Data entries:
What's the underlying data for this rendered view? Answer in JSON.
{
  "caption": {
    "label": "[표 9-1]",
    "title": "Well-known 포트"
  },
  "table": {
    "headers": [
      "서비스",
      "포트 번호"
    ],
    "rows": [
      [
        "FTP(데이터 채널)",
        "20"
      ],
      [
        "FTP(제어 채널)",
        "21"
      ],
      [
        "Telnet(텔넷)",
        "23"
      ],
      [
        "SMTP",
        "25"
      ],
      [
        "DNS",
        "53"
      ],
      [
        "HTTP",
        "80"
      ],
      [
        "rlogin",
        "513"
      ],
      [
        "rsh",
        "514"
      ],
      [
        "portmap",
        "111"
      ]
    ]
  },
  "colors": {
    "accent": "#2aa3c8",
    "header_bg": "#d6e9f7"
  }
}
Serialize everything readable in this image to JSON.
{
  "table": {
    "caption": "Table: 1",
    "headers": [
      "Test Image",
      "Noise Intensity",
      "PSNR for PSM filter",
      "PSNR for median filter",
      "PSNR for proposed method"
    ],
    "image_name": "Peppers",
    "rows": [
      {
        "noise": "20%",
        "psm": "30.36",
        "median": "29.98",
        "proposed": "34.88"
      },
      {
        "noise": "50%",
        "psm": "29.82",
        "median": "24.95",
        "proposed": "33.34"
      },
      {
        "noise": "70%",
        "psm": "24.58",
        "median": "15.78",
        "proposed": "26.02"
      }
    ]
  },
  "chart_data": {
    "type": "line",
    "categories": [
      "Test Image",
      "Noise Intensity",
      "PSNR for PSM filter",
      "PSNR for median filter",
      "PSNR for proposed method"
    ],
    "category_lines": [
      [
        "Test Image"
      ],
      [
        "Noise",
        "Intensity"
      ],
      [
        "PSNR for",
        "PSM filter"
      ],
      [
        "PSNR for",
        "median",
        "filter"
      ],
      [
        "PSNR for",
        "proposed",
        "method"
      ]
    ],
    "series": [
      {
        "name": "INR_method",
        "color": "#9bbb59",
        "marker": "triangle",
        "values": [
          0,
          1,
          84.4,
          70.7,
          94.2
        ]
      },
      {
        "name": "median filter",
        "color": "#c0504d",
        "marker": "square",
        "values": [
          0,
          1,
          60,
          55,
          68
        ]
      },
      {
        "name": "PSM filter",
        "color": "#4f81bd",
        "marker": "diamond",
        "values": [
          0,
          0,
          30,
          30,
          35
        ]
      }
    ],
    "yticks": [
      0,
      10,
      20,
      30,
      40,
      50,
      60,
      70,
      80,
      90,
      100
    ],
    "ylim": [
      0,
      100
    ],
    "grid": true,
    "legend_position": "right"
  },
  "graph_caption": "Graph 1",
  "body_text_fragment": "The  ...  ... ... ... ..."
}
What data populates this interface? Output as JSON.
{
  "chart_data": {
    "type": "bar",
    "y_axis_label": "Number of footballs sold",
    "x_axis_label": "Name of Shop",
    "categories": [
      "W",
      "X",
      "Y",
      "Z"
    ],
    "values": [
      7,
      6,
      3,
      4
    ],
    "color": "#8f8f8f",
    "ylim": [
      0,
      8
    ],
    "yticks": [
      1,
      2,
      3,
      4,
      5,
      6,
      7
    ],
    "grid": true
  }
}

Work to be completed:
Check each line above for the word "JSON" and give the number of lines that have it, nothing else.

Output for this exercise:
3